Task instructions: Scan the material that follows. Copy every line containing the word "plusieurs".

[begin Recorded information]

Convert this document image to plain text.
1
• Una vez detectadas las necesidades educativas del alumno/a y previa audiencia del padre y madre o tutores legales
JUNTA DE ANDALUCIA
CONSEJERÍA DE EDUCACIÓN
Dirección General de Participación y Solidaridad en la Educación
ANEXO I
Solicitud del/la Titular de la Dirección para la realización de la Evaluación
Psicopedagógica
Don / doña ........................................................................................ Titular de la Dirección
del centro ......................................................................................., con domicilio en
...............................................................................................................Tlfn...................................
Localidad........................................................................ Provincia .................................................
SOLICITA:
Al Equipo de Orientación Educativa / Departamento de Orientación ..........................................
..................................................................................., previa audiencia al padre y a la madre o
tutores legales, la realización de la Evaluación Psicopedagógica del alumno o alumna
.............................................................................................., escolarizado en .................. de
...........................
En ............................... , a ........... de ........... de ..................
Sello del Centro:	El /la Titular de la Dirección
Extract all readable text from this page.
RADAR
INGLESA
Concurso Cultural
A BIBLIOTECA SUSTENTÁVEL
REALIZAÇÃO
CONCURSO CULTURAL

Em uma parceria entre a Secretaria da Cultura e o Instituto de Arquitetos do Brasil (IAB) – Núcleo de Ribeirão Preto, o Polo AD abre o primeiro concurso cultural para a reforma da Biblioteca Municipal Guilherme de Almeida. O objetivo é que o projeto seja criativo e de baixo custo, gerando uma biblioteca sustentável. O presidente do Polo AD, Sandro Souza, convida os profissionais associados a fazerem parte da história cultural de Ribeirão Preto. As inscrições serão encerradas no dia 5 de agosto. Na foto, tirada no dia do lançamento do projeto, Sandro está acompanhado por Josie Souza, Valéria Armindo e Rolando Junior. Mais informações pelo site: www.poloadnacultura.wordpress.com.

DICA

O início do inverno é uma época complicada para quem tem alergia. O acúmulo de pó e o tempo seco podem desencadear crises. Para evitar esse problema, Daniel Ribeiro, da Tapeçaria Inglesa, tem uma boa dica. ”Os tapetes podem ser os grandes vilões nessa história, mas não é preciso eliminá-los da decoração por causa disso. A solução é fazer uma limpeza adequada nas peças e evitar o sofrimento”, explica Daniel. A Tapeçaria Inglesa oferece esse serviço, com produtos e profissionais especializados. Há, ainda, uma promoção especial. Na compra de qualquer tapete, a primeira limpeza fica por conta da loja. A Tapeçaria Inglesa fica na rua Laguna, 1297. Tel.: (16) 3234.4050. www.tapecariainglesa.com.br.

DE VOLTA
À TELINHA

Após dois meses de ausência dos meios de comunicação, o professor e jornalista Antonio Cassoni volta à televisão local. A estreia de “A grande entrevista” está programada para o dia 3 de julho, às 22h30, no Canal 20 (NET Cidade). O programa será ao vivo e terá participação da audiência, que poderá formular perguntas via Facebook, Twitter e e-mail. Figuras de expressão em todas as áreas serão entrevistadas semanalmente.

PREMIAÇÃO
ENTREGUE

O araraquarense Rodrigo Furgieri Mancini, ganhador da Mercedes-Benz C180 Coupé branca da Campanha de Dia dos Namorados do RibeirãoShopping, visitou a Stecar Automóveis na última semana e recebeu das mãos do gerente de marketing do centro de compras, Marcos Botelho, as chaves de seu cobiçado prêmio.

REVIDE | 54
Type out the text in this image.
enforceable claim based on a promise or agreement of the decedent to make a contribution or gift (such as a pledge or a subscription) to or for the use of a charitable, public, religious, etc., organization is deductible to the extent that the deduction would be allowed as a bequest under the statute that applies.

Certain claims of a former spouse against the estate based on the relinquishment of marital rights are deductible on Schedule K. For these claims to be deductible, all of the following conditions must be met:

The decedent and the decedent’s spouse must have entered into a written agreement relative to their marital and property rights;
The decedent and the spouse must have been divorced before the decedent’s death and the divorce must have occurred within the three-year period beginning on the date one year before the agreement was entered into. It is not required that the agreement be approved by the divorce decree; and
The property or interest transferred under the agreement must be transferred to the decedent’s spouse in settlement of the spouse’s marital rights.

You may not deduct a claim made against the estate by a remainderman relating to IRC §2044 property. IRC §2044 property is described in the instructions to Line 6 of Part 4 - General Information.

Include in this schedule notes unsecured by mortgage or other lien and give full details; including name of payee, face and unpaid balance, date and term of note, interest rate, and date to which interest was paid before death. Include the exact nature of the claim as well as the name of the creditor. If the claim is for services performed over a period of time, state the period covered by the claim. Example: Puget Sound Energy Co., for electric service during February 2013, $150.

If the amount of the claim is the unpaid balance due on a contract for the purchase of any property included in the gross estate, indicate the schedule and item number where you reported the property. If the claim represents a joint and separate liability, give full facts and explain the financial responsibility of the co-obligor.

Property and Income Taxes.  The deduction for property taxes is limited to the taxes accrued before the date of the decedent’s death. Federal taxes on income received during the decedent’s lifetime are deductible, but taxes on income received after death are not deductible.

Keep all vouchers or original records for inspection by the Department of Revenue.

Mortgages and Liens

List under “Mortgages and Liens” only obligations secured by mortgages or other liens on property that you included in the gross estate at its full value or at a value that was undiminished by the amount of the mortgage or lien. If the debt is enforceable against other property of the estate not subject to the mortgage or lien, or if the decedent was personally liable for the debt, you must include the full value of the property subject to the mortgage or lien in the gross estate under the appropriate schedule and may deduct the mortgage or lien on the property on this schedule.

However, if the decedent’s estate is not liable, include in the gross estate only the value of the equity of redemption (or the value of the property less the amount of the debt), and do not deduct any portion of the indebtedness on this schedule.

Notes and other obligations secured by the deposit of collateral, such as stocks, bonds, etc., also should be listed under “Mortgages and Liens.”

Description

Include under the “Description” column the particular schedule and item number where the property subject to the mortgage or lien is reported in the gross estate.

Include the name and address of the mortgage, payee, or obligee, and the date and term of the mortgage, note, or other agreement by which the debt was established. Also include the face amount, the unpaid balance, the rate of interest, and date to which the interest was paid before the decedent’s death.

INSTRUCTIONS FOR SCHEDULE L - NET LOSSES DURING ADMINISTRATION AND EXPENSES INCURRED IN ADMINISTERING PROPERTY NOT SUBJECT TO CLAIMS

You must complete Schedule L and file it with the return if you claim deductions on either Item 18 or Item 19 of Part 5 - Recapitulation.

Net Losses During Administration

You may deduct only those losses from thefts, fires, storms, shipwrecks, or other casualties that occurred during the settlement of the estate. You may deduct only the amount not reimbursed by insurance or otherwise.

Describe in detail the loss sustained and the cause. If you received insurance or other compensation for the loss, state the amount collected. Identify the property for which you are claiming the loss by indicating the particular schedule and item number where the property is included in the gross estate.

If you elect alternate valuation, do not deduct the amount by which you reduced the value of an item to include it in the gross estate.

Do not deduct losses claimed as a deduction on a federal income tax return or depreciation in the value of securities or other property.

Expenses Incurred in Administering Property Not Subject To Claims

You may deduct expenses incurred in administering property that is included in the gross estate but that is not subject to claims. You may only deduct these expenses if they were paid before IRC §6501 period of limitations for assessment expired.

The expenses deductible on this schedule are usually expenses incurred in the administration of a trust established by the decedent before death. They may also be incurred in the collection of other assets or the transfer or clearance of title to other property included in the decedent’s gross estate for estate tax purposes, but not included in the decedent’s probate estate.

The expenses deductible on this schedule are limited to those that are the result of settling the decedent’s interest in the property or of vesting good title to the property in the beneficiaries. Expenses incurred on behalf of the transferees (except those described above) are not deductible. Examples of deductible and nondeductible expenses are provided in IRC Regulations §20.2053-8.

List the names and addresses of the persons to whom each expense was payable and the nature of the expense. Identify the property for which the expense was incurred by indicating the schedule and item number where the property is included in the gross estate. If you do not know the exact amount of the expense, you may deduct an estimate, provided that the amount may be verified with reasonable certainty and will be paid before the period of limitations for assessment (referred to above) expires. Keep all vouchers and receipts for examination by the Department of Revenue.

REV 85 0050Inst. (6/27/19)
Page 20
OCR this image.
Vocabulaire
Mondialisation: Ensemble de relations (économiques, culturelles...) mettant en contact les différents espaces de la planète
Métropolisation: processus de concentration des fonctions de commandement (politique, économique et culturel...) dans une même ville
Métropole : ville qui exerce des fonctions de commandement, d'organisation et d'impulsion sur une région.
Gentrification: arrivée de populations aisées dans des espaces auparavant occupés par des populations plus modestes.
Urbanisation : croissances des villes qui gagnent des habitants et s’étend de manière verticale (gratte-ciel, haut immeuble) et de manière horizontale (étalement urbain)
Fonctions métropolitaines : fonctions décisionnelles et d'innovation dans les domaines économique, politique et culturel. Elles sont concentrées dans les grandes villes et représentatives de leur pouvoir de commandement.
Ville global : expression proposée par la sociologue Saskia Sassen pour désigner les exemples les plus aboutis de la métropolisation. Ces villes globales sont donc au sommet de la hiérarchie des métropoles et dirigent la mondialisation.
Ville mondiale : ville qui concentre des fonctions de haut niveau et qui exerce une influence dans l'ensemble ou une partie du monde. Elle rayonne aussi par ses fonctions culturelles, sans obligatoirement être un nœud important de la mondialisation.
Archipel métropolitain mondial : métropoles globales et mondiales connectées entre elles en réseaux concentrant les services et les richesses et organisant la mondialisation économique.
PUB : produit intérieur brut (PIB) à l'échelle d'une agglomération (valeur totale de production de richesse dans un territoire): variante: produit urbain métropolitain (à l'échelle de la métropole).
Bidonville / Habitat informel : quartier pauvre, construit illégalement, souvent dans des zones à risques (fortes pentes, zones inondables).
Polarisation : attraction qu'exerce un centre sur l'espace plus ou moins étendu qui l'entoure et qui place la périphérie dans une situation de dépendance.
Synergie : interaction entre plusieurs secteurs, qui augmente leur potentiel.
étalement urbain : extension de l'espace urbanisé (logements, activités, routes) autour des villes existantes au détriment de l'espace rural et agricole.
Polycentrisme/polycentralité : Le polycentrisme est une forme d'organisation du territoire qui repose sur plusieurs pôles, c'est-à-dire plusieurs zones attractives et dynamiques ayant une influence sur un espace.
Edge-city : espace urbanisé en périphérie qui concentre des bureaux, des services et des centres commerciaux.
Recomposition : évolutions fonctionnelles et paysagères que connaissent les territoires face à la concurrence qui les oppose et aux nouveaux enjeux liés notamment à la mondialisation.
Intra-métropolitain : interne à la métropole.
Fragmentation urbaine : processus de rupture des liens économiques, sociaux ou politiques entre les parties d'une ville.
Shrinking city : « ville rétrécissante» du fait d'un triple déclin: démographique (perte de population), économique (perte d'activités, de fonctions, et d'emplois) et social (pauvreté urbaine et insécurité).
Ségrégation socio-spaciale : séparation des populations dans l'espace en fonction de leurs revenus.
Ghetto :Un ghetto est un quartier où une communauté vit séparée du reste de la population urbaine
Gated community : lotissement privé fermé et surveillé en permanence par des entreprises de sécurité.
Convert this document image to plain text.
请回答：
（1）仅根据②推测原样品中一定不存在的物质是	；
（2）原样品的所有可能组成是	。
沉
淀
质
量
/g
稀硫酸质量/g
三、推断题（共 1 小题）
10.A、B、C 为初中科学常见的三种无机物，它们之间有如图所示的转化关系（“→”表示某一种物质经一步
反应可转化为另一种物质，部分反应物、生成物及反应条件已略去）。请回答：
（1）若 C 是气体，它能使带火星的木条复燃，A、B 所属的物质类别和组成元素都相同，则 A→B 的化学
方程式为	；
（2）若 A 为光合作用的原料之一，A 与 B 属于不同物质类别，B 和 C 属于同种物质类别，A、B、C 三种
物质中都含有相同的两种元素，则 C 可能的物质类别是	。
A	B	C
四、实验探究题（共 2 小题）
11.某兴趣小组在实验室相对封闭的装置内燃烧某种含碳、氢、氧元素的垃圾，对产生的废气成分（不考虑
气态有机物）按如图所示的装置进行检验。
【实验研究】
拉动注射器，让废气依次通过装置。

[end Recorded information]

Written reply:
Synergie : interaction entre plusieurs secteurs, qui augmente leur potentiel.
Polycentrisme/polycentralité : Le polycentrisme est une forme d'organisation du territoire qui repose sur plusieurs pôles, c'est-à-dire plusieurs zones attractives et dynamiques ayant une influence sur un espace.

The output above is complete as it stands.